→ **Exercise objective**
Work out how many lines of the data hold the string "управляющей", and reply with that number alone.

Dataset entries
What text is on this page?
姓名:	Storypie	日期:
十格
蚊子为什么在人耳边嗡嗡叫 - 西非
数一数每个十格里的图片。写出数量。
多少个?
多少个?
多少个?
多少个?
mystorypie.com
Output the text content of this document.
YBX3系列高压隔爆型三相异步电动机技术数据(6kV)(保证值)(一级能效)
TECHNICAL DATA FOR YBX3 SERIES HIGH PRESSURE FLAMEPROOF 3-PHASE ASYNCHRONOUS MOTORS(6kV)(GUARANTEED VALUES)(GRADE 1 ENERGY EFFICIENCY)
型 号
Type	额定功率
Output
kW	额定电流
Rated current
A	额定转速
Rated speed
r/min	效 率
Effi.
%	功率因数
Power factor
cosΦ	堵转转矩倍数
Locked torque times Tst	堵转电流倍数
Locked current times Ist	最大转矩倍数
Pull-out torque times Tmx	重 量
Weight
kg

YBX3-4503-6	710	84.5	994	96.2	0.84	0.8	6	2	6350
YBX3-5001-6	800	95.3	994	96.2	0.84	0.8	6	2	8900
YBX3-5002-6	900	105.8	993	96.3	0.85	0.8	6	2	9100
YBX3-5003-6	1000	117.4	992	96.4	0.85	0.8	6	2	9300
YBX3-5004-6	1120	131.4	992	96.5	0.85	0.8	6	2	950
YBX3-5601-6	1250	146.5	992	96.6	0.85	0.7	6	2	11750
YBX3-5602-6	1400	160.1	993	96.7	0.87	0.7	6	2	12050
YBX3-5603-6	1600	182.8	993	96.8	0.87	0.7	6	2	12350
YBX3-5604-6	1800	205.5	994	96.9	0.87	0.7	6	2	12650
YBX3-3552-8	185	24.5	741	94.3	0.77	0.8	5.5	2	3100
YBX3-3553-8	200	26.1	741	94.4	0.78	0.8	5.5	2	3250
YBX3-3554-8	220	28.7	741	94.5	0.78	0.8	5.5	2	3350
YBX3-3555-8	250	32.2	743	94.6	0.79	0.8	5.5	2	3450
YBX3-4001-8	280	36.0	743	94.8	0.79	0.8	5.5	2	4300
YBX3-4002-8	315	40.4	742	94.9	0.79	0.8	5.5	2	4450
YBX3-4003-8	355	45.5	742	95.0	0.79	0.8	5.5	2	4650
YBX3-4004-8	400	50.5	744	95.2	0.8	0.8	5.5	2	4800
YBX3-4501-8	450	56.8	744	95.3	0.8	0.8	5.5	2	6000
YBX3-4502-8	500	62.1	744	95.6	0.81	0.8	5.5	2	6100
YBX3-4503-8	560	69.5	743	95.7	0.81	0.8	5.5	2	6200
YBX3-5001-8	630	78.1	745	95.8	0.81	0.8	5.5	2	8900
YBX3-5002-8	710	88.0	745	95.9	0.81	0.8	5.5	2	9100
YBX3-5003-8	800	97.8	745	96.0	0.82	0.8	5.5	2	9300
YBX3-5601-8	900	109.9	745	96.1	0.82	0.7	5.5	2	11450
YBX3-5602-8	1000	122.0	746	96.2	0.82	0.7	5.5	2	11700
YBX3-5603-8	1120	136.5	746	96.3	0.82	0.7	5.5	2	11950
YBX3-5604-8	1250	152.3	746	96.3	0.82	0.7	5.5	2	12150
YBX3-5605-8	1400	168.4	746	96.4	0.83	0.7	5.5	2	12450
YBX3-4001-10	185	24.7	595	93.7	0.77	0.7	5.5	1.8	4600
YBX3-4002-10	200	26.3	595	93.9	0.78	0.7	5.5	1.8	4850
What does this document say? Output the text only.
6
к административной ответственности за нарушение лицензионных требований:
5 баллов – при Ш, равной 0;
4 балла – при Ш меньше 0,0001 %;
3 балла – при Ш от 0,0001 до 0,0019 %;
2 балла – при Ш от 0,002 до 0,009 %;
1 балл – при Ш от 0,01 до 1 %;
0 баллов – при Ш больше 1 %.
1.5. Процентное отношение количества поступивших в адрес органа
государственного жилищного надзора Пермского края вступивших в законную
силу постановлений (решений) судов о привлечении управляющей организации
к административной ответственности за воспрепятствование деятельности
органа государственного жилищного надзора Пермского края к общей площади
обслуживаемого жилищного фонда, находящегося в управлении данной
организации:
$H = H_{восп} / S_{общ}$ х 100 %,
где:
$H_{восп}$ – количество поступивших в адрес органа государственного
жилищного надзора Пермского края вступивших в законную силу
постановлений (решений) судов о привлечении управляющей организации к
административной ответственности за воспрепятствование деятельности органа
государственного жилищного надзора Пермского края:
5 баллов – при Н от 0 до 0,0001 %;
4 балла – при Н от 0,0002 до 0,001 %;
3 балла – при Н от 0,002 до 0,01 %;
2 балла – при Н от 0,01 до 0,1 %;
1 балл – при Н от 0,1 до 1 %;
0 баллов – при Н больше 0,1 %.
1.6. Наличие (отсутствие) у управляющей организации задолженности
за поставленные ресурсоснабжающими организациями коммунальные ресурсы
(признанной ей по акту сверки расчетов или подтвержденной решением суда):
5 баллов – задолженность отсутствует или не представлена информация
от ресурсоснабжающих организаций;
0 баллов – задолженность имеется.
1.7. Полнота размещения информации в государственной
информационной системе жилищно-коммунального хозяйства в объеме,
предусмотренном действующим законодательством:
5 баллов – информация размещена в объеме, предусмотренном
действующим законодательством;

...

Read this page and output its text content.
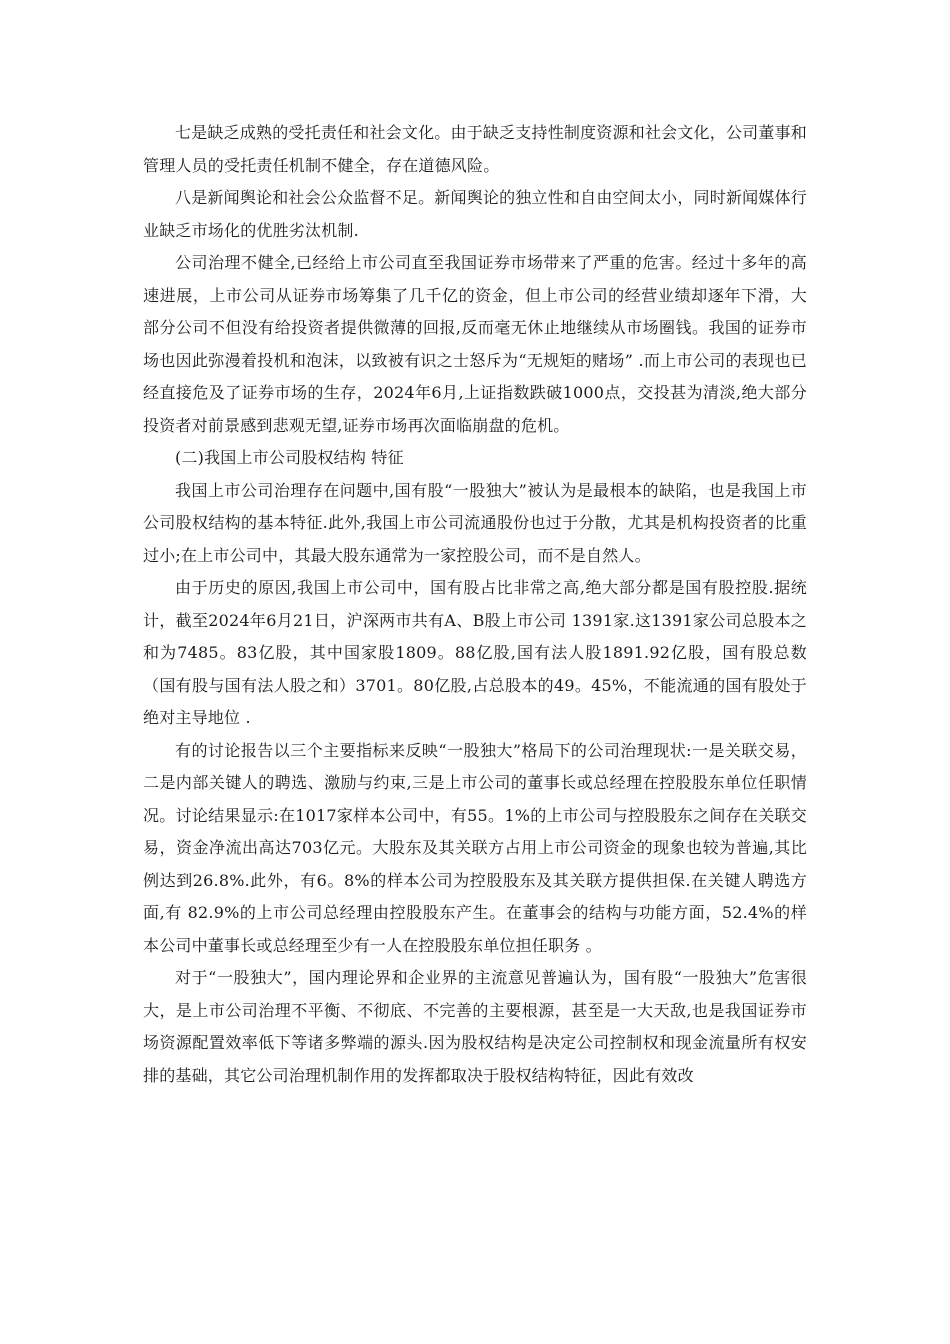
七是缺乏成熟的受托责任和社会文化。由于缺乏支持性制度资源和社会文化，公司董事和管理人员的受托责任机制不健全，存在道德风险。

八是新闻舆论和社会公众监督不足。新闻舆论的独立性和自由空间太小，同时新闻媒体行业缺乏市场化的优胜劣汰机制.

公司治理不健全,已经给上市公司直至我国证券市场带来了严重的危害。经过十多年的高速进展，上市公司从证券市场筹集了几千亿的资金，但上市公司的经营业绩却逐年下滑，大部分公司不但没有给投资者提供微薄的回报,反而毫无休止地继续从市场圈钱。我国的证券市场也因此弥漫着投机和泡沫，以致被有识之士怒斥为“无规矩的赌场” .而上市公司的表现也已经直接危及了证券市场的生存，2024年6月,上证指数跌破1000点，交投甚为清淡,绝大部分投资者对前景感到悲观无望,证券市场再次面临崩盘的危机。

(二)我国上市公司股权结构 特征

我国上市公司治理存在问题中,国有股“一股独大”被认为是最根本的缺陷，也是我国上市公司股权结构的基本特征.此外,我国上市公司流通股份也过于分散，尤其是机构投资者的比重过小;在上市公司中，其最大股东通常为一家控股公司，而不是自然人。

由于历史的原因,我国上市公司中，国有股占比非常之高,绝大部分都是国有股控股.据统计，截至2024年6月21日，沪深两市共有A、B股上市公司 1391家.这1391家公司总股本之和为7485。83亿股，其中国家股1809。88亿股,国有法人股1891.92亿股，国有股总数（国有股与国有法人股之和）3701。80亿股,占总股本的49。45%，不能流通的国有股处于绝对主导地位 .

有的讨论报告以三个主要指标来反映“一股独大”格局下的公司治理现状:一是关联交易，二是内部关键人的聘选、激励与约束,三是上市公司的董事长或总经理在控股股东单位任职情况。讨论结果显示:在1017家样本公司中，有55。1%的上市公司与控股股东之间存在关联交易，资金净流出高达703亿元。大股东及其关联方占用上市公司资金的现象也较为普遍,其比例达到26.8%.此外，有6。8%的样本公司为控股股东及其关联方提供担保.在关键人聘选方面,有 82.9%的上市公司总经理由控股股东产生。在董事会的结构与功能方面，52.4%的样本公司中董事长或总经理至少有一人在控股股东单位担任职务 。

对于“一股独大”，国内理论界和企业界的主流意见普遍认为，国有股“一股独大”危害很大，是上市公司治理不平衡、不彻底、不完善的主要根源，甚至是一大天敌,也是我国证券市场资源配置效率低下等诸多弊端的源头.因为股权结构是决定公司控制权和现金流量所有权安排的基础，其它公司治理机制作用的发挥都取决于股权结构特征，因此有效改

--

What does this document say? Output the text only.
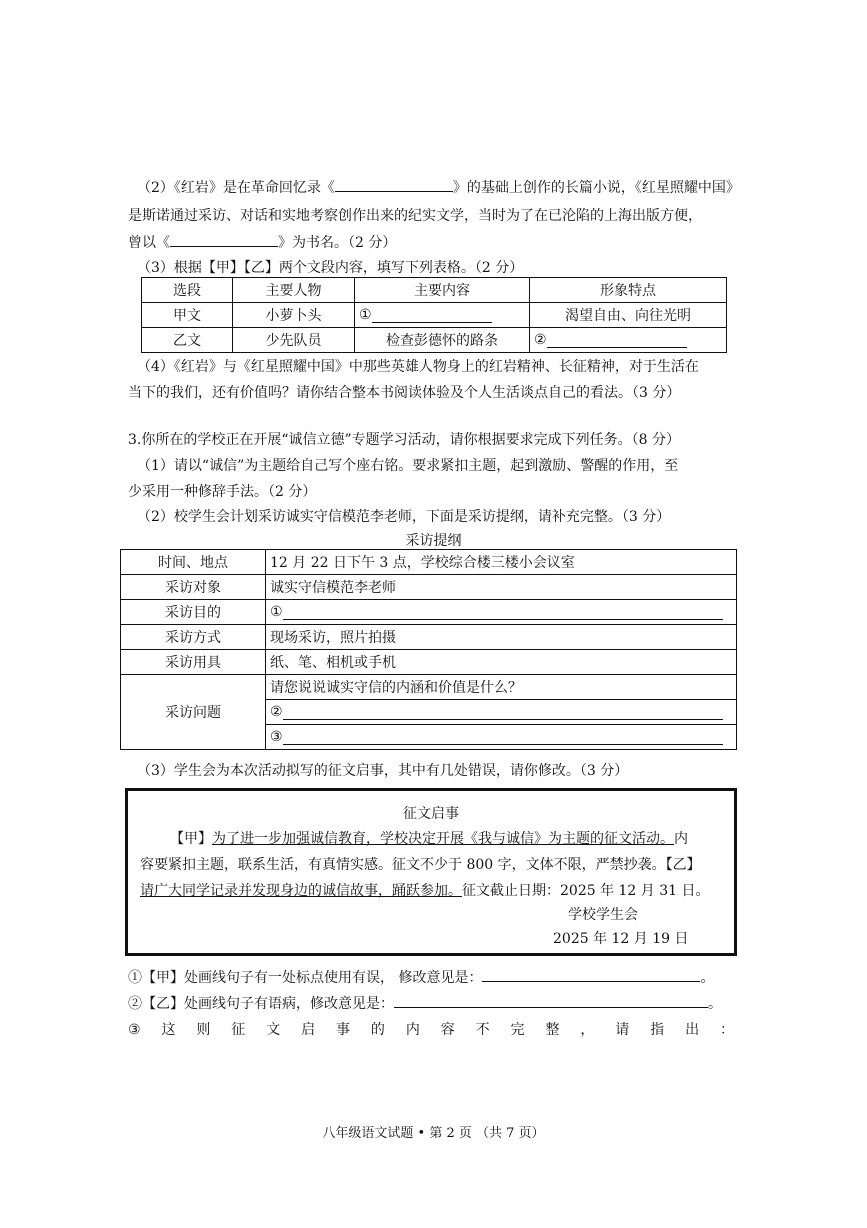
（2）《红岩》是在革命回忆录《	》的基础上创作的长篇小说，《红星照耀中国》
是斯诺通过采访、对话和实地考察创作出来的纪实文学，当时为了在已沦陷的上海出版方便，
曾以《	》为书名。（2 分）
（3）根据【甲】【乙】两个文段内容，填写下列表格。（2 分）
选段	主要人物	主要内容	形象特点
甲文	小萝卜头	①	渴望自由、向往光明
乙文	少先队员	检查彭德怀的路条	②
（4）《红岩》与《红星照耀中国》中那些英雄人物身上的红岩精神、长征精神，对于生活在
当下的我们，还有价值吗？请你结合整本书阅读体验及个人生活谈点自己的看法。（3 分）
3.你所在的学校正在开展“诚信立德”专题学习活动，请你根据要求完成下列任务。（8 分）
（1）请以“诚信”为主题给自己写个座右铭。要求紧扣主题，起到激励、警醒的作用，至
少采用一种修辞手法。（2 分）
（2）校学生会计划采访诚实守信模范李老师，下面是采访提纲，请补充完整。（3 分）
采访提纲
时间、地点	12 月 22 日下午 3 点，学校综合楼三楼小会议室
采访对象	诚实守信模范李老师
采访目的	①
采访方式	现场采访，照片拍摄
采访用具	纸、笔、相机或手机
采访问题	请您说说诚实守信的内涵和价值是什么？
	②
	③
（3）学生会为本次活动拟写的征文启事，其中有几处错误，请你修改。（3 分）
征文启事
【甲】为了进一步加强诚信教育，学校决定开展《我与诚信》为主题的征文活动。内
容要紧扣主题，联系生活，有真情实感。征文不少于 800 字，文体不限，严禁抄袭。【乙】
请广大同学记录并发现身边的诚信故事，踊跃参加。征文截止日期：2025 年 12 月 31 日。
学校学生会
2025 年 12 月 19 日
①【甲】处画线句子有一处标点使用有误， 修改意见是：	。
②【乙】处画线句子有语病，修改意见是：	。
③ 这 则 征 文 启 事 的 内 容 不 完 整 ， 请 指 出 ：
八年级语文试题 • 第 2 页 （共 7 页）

→ **Solved problem**
3